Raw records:
════════
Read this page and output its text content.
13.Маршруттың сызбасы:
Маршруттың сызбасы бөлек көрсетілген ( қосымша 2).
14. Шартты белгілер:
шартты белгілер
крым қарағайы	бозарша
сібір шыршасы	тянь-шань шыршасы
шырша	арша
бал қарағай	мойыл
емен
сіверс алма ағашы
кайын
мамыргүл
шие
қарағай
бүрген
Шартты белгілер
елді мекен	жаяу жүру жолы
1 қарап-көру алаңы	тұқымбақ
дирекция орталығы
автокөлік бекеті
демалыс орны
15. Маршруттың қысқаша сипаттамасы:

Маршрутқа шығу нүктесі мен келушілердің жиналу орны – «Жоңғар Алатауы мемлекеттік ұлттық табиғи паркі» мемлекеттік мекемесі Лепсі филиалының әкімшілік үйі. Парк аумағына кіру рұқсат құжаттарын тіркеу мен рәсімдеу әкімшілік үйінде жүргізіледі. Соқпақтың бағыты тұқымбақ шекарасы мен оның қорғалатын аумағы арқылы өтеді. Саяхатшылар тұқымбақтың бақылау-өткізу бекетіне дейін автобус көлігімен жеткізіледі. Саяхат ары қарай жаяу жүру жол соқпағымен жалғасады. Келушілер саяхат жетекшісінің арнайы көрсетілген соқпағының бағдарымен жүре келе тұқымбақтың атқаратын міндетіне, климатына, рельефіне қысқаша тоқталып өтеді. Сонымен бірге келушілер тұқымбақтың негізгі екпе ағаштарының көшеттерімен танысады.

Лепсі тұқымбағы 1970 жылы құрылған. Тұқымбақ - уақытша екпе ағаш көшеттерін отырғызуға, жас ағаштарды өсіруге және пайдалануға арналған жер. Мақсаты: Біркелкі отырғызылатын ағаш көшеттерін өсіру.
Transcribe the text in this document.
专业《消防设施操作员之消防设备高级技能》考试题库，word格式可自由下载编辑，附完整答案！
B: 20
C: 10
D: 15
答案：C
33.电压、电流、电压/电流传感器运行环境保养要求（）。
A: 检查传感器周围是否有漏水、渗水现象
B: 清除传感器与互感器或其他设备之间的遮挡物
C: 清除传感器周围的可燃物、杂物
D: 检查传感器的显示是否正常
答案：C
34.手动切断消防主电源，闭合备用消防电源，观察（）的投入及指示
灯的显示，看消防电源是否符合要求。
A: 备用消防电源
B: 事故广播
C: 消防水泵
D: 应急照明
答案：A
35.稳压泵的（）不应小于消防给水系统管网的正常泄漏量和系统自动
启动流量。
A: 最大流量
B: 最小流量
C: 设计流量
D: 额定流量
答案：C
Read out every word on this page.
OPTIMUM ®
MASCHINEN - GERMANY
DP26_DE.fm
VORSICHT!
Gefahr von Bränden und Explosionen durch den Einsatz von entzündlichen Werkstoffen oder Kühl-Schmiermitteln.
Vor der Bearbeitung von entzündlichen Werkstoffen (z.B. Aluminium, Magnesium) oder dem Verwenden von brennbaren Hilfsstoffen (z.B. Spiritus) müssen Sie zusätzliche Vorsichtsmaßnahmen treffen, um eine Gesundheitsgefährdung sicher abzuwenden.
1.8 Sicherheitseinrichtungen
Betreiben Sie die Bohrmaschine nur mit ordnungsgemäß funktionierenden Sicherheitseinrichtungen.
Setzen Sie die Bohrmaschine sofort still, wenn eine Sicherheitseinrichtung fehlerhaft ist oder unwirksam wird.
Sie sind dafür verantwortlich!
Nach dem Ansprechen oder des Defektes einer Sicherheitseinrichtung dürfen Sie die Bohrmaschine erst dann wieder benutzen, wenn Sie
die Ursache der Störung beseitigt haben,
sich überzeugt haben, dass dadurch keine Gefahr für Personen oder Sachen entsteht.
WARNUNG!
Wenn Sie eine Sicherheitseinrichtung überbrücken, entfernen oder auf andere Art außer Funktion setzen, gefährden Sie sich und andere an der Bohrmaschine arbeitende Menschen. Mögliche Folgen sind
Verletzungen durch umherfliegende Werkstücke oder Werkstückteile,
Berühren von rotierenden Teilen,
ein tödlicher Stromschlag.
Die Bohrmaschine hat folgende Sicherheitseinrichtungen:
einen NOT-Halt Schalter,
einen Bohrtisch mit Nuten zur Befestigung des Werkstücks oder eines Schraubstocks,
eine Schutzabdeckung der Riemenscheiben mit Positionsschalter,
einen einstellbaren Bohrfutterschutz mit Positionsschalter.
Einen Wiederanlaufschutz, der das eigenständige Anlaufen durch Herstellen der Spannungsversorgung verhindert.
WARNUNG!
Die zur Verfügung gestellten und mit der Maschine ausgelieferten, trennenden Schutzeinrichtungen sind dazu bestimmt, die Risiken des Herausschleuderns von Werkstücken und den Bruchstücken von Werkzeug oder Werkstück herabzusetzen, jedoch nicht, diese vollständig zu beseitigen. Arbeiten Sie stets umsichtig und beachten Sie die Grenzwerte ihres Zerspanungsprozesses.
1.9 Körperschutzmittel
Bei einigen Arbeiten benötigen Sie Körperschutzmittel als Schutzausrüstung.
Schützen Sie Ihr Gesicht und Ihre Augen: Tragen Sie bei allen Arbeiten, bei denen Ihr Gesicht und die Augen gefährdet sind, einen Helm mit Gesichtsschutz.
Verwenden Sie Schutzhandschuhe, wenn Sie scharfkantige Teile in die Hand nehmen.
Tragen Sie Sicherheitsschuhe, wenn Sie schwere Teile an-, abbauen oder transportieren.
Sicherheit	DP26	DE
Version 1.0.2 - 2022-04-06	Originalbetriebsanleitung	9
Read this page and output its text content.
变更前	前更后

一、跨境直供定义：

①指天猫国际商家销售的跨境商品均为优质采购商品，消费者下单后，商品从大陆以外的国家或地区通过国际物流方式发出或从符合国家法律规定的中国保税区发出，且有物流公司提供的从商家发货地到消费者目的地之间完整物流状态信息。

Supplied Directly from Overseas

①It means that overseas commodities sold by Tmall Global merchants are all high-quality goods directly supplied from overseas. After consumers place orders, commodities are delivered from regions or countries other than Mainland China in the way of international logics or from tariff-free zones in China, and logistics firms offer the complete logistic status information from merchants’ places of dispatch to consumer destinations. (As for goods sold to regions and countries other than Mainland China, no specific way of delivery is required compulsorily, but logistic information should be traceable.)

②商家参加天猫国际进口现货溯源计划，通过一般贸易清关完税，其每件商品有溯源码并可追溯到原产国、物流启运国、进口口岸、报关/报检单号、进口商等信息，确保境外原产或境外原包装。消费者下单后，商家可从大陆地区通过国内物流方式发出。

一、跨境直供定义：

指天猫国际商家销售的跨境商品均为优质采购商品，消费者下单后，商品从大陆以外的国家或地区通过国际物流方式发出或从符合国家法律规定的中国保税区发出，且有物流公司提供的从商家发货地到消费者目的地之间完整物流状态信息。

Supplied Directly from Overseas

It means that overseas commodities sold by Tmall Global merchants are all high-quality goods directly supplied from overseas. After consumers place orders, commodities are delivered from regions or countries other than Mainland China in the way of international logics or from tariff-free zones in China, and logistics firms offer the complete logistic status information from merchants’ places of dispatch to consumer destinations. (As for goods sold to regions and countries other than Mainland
════════
GIVEN REQUEST: Provide an exact reproduction of all the entries shown above.

REPLY TO THE TASK:
Read this page and output its text content.
13.Маршруттың сызбасы:
Маршруттың сызбасы бөлек көрсетілген ( қосымша 2).
14. Шартты белгілер:
шартты белгілер
крым қарағайы	бозарша
сібір шыршасы	тянь-шань шыршасы
шырша	арша
бал қарағай	мойыл
емен
сіверс алма ағашы
кайын
мамыргүл
шие
қарағай
бүрген
Шартты белгілер
елді мекен	жаяу жүру жолы
1 қарап-көру алаңы	тұқымбақ
дирекция орталығы
автокөлік бекеті
демалыс орны
15. Маршруттың қысқаша сипаттамасы:

Маршрутқа шығу нүктесі мен келушілердің жиналу орны – «Жоңғар Алатауы мемлекеттік ұлттық табиғи паркі» мемлекеттік мекемесі Лепсі филиалының әкімшілік үйі. Парк аумағына кіру рұқсат құжаттарын тіркеу мен рәсімдеу әкімшілік үйінде жүргізіледі. Соқпақтың бағыты тұқымбақ шекарасы мен оның қорғалатын аумағы арқылы өтеді. Саяхатшылар тұқымбақтың бақылау-өткізу бекетіне дейін автобус көлігімен жеткізіледі. Саяхат ары қарай жаяу жүру жол соқпағымен жалғасады. Келушілер саяхат жетекшісінің арнайы көрсетілген соқпағының бағдарымен жүре келе тұқымбақтың атқаратын міндетіне, климатына, рельефіне қысқаша тоқталып өтеді. Сонымен бірге келушілер тұқымбақтың негізгі екпе ағаштарының көшеттерімен танысады.

Лепсі тұқымбағы 1970 жылы құрылған. Тұқымбақ - уақытша екпе ағаш көшеттерін отырғызуға, жас ағаштарды өсіруге және пайдалануға арналған жер. Мақсаты: Біркелкі отырғызылатын ағаш көшеттерін өсіру.
Transcribe the text in this document.
专业《消防设施操作员之消防设备高级技能》考试题库，word格式可自由下载编辑，附完整答案！
B: 20
C: 10
D: 15
答案：C
33.电压、电流、电压/电流传感器运行环境保养要求（）。
A: 检查传感器周围是否有漏水、渗水现象
B: 清除传感器与互感器或其他设备之间的遮挡物
C: 清除传感器周围的可燃物、杂物
D: 检查传感器的显示是否正常
答案：C
34.手动切断消防主电源，闭合备用消防电源，观察（）的投入及指示
灯的显示，看消防电源是否符合要求。
A: 备用消防电源
B: 事故广播
C: 消防水泵
D: 应急照明
答案：A
35.稳压泵的（）不应小于消防给水系统管网的正常泄漏量和系统自动
启动流量。
A: 最大流量
B: 最小流量
C: 设计流量
D: 额定流量
答案：C
Read out every word on this page.
OPTIMUM ®
MASCHINEN - GERMANY
DP26_DE.fm
VORSICHT!
Gefahr von Bränden und Explosionen durch den Einsatz von entzündlichen Werkstoffen oder Kühl-Schmiermitteln.
Vor der Bearbeitung von entzündlichen Werkstoffen (z.B. Aluminium, Magnesium) oder dem Verwenden von brennbaren Hilfsstoffen (z.B. Spiritus) müssen Sie zusätzliche Vorsichtsmaßnahmen treffen, um eine Gesundheitsgefährdung sicher abzuwenden.
1.8 Sicherheitseinrichtungen
Betreiben Sie die Bohrmaschine nur mit ordnungsgemäß funktionierenden Sicherheitseinrichtungen.
Setzen Sie die Bohrmaschine sofort still, wenn eine Sicherheitseinrichtung fehlerhaft ist oder unwirksam wird.
Sie sind dafür verantwortlich!
Nach dem Ansprechen oder des Defektes einer Sicherheitseinrichtung dürfen Sie die Bohrmaschine erst dann wieder benutzen, wenn Sie
die Ursache der Störung beseitigt haben,
sich überzeugt haben, dass dadurch keine Gefahr für Personen oder Sachen entsteht.
WARNUNG!
Wenn Sie eine Sicherheitseinrichtung überbrücken, entfernen oder auf andere Art außer Funktion setzen, gefährden Sie sich und andere an der Bohrmaschine arbeitende Menschen. Mögliche Folgen sind
Verletzungen durch umherfliegende Werkstücke oder Werkstückteile,
Berühren von rotierenden Teilen,
ein tödlicher Stromschlag.
Die Bohrmaschine hat folgende Sicherheitseinrichtungen:
einen NOT-Halt Schalter,
einen Bohrtisch mit Nuten zur Befestigung des Werkstücks oder eines Schraubstocks,
eine Schutzabdeckung der Riemenscheiben mit Positionsschalter,
einen einstellbaren Bohrfutterschutz mit Positionsschalter.
Einen Wiederanlaufschutz, der das eigenständige Anlaufen durch Herstellen der Spannungsversorgung verhindert.
WARNUNG!
Die zur Verfügung gestellten und mit der Maschine ausgelieferten, trennenden Schutzeinrichtungen sind dazu bestimmt, die Risiken des Herausschleuderns von Werkstücken und den Bruchstücken von Werkzeug oder Werkstück herabzusetzen, jedoch nicht, diese vollständig zu beseitigen. Arbeiten Sie stets umsichtig und beachten Sie die Grenzwerte ihres Zerspanungsprozesses.
1.9 Körperschutzmittel
Bei einigen Arbeiten benötigen Sie Körperschutzmittel als Schutzausrüstung.
Schützen Sie Ihr Gesicht und Ihre Augen: Tragen Sie bei allen Arbeiten, bei denen Ihr Gesicht und die Augen gefährdet sind, einen Helm mit Gesichtsschutz.
Verwenden Sie Schutzhandschuhe, wenn Sie scharfkantige Teile in die Hand nehmen.
Tragen Sie Sicherheitsschuhe, wenn Sie schwere Teile an-, abbauen oder transportieren.
Sicherheit	DP26	DE
Version 1.0.2 - 2022-04-06	Originalbetriebsanleitung	9
Read this page and output its text content.
变更前	前更后

一、跨境直供定义：

①指天猫国际商家销售的跨境商品均为优质采购商品，消费者下单后，商品从大陆以外的国家或地区通过国际物流方式发出或从符合国家法律规定的中国保税区发出，且有物流公司提供的从商家发货地到消费者目的地之间完整物流状态信息。

Supplied Directly from Overseas

①It means that overseas commodities sold by Tmall Global merchants are all high-quality goods directly supplied from overseas. After consumers place orders, commodities are delivered from regions or countries other than Mainland China in the way of international logics or from tariff-free zones in China, and logistics firms offer the complete logistic status information from merchants’ places of dispatch to consumer destinations. (As for goods sold to regions and countries other than Mainland China, no specific way of delivery is required compulsorily, but logistic information should be traceable.)

②商家参加天猫国际进口现货溯源计划，通过一般贸易清关完税，其每件商品有溯源码并可追溯到原产国、物流启运国、进口口岸、报关/报检单号、进口商等信息，确保境外原产或境外原包装。消费者下单后，商家可从大陆地区通过国内物流方式发出。

一、跨境直供定义：

指天猫国际商家销售的跨境商品均为优质采购商品，消费者下单后，商品从大陆以外的国家或地区通过国际物流方式发出或从符合国家法律规定的中国保税区发出，且有物流公司提供的从商家发货地到消费者目的地之间完整物流状态信息。

Supplied Directly from Overseas

It means that overseas commodities sold by Tmall Global merchants are all high-quality goods directly supplied from overseas. After consumers place orders, commodities are delivered from regions or countries other than Mainland China in the way of international logics or from tariff-free zones in China, and logistics firms offer the complete logistic status information from merchants’ places of dispatch to consumer destinations. (As for goods sold to regions and countries other than Mainland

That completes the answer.